The records are to be restated in their entirety, word for word.
— start INPUT FOR THIS TASK —
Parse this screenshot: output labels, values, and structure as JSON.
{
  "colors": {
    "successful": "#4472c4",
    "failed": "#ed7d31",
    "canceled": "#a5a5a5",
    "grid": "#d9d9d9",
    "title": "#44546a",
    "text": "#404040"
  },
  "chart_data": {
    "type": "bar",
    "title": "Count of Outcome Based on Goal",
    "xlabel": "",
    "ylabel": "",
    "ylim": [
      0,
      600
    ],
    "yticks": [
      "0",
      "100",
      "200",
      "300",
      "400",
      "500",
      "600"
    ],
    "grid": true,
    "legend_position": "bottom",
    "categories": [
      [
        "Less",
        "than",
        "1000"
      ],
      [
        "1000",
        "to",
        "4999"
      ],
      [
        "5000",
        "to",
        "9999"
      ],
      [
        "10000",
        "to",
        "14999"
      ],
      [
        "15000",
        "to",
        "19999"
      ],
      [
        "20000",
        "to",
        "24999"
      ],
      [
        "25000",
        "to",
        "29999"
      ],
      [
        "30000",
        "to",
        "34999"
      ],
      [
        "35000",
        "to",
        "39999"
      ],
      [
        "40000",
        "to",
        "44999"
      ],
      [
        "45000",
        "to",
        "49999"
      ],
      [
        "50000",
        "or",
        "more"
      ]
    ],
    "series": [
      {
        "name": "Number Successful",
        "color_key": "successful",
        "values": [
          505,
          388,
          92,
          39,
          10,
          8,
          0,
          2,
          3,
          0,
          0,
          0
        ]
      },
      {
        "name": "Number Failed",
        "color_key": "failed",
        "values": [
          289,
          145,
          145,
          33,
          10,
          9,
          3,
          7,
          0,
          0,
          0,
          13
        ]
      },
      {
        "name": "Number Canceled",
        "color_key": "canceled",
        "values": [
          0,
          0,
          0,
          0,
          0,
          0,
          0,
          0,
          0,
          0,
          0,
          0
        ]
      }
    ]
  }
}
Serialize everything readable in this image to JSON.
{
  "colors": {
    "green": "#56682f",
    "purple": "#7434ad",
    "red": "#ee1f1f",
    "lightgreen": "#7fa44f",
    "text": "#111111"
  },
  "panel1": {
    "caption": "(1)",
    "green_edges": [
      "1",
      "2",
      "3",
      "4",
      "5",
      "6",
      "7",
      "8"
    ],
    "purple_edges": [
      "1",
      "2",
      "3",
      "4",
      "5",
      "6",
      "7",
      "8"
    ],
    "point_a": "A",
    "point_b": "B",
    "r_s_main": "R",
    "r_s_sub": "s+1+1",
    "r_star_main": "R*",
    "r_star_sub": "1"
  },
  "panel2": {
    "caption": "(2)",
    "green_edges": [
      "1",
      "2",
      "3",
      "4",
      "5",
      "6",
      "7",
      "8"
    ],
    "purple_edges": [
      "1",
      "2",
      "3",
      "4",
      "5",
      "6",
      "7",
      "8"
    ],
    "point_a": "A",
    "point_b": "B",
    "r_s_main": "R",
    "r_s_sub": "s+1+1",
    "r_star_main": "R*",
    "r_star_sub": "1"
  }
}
— end INPUT FOR THIS TASK —
*RESPONSE FOR THIS EXERCISE:*
Parse this screenshot: output labels, values, and structure as JSON.
{
  "colors": {
    "successful": "#4472c4",
    "failed": "#ed7d31",
    "canceled": "#a5a5a5",
    "grid": "#d9d9d9",
    "title": "#44546a",
    "text": "#404040"
  },
  "chart_data": {
    "type": "bar",
    "title": "Count of Outcome Based on Goal",
    "xlabel": "",
    "ylabel": "",
    "ylim": [
      0,
      600
    ],
    "yticks": [
      "0",
      "100",
      "200",
      "300",
      "400",
      "500",
      "600"
    ],
    "grid": true,
    "legend_position": "bottom",
    "categories": [
      [
        "Less",
        "than",
        "1000"
      ],
      [
        "1000",
        "to",
        "4999"
      ],
      [
        "5000",
        "to",
        "9999"
      ],
      [
        "10000",
        "to",
        "14999"
      ],
      [
        "15000",
        "to",
        "19999"
      ],
      [
        "20000",
        "to",
        "24999"
      ],
      [
        "25000",
        "to",
        "29999"
      ],
      [
        "30000",
        "to",
        "34999"
      ],
      [
        "35000",
        "to",
        "39999"
      ],
      [
        "40000",
        "to",
        "44999"
      ],
      [
        "45000",
        "to",
        "49999"
      ],
      [
        "50000",
        "or",
        "more"
      ]
    ],
    "series": [
      {
        "name": "Number Successful",
        "color_key": "successful",
        "values": [
          505,
          388,
          92,
          39,
          10,
          8,
          0,
          2,
          3,
          0,
          0,
          0
        ]
      },
      {
        "name": "Number Failed",
        "color_key": "failed",
        "values": [
          289,
          145,
          145,
          33,
          10,
          9,
          3,
          7,
          0,
          0,
          0,
          13
        ]
      },
      {
        "name": "Number Canceled",
        "color_key": "canceled",
        "values": [
          0,
          0,
          0,
          0,
          0,
          0,
          0,
          0,
          0,
          0,
          0,
          0
        ]
      }
    ]
  }
}
Serialize everything readable in this image to JSON.
{
  "colors": {
    "green": "#56682f",
    "purple": "#7434ad",
    "red": "#ee1f1f",
    "lightgreen": "#7fa44f",
    "text": "#111111"
  },
  "panel1": {
    "caption": "(1)",
    "green_edges": [
      "1",
      "2",
      "3",
      "4",
      "5",
      "6",
      "7",
      "8"
    ],
    "purple_edges": [
      "1",
      "2",
      "3",
      "4",
      "5",
      "6",
      "7",
      "8"
    ],
    "point_a": "A",
    "point_b": "B",
    "r_s_main": "R",
    "r_s_sub": "s+1+1",
    "r_star_main": "R*",
    "r_star_sub": "1"
  },
  "panel2": {
    "caption": "(2)",
    "green_edges": [
      "1",
      "2",
      "3",
      "4",
      "5",
      "6",
      "7",
      "8"
    ],
    "purple_edges": [
      "1",
      "2",
      "3",
      "4",
      "5",
      "6",
      "7",
      "8"
    ],
    "point_a": "A",
    "point_b": "B",
    "r_s_main": "R",
    "r_s_sub": "s+1+1",
    "r_star_main": "R*",
    "r_star_sub": "1"
  }
}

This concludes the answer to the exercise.